EXERCISE:
Copy each line that has the string "Español" somewhere in it.

SUPPLIED DATA:
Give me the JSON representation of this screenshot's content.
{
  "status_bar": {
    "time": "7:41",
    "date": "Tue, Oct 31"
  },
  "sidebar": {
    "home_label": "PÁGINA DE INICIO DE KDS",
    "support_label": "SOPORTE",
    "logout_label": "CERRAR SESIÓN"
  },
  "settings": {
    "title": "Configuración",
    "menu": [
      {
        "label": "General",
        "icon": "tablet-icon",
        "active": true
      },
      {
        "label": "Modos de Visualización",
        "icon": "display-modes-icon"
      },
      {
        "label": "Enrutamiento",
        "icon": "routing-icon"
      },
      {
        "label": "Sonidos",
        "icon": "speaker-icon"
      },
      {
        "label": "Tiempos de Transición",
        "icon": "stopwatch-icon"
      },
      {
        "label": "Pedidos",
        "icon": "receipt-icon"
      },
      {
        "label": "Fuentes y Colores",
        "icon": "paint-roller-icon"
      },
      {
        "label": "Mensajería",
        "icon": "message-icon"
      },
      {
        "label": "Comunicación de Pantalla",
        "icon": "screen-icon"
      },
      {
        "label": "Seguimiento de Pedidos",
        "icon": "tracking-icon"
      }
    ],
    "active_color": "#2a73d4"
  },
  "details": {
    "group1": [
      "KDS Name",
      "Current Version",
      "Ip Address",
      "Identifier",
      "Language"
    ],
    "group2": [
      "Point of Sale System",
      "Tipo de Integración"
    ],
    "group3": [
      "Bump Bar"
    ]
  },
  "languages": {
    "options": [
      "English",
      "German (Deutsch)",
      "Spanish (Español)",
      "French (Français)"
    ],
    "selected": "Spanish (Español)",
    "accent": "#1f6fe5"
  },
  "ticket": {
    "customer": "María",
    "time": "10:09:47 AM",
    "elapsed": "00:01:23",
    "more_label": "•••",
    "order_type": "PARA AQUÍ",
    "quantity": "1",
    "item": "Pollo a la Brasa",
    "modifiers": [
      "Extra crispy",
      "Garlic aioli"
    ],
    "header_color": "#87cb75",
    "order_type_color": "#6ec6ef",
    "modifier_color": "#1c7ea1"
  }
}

ANSWER FOR THE TASK:
      "Spanish (Español)",
    "selected": "Spanish (Español)",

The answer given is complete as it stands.